## Records contained in a dataset
====================

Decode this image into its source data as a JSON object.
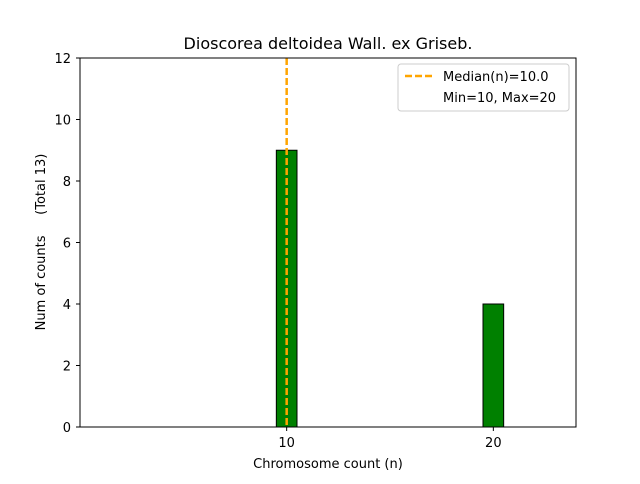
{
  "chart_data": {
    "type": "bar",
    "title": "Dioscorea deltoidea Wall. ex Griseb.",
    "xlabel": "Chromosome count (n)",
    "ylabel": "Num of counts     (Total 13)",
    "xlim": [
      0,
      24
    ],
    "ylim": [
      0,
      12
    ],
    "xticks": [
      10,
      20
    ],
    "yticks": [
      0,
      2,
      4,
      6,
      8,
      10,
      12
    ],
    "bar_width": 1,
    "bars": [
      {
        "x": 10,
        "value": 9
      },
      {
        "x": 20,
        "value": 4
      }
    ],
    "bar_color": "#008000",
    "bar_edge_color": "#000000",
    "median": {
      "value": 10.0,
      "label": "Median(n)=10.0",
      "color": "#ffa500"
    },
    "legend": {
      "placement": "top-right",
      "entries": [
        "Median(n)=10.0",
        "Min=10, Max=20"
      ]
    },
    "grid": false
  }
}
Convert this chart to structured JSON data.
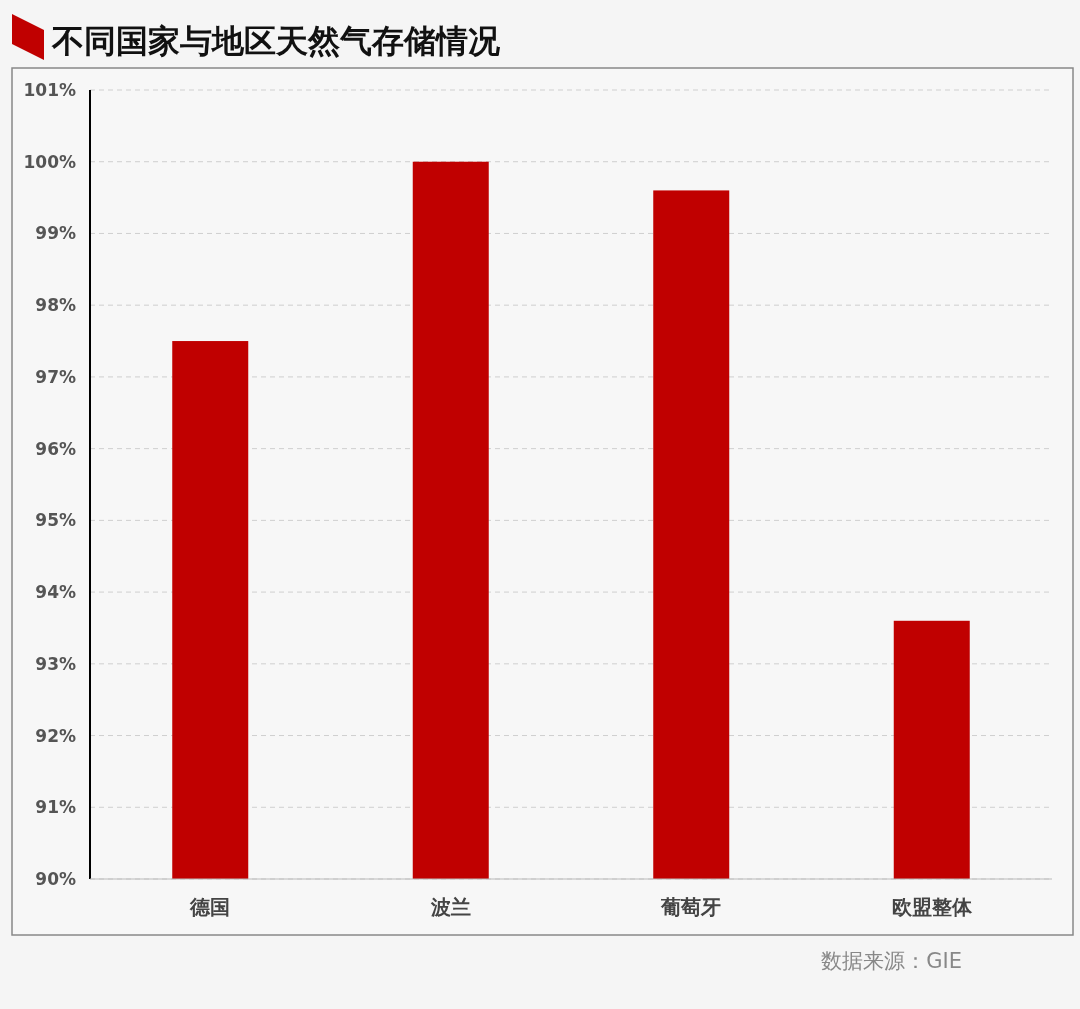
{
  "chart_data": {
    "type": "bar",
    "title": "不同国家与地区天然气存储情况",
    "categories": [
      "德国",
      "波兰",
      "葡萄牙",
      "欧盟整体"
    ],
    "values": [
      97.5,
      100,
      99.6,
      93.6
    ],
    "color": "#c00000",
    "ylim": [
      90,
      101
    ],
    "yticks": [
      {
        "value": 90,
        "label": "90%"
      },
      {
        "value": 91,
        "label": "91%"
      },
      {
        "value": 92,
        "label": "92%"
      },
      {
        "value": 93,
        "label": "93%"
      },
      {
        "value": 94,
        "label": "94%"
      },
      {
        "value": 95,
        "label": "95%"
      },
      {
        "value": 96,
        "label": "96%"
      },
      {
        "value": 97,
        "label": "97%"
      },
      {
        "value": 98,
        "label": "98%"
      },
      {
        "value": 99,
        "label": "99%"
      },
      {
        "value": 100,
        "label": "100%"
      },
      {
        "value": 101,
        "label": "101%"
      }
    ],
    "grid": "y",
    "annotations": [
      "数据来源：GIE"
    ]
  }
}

====================

## WHAT TO WORK ON
Reproduce the material in full, word for word, and omit the pictures.

## ANSWER IN FULL
Decode this image into its source data as a JSON object.
{
  "chart_data": {
    "type": "bar",
    "title": "Dioscorea deltoidea Wall. ex Griseb.",
    "xlabel": "Chromosome count (n)",
    "ylabel": "Num of counts     (Total 13)",
    "xlim": [
      0,
      24
    ],
    "ylim": [
      0,
      12
    ],
    "xticks": [
      10,
      20
    ],
    "yticks": [
      0,
      2,
      4,
      6,
      8,
      10,
      12
    ],
    "bar_width": 1,
    "bars": [
      {
        "x": 10,
        "value": 9
      },
      {
        "x": 20,
        "value": 4
      }
    ],
    "bar_color": "#008000",
    "bar_edge_color": "#000000",
    "median": {
      "value": 10.0,
      "label": "Median(n)=10.0",
      "color": "#ffa500"
    },
    "legend": {
      "placement": "top-right",
      "entries": [
        "Median(n)=10.0",
        "Min=10, Max=20"
      ]
    },
    "grid": false
  }
}
Convert this chart to structured JSON data.
{
  "chart_data": {
    "type": "bar",
    "title": "不同国家与地区天然气存储情况",
    "categories": [
      "德国",
      "波兰",
      "葡萄牙",
      "欧盟整体"
    ],
    "values": [
      97.5,
      100,
      99.6,
      93.6
    ],
    "color": "#c00000",
    "ylim": [
      90,
      101
    ],
    "yticks": [
      {
        "value": 90,
        "label": "90%"
      },
      {
        "value": 91,
        "label": "91%"
      },
      {
        "value": 92,
        "label": "92%"
      },
      {
        "value": 93,
        "label": "93%"
      },
      {
        "value": 94,
        "label": "94%"
      },
      {
        "value": 95,
        "label": "95%"
      },
      {
        "value": 96,
        "label": "96%"
      },
      {
        "value": 97,
        "label": "97%"
      },
      {
        "value": 98,
        "label": "98%"
      },
      {
        "value": 99,
        "label": "99%"
      },
      {
        "value": 100,
        "label": "100%"
      },
      {
        "value": 101,
        "label": "101%"
      }
    ],
    "grid": "y",
    "annotations": [
      "数据来源：GIE"
    ]
  }
}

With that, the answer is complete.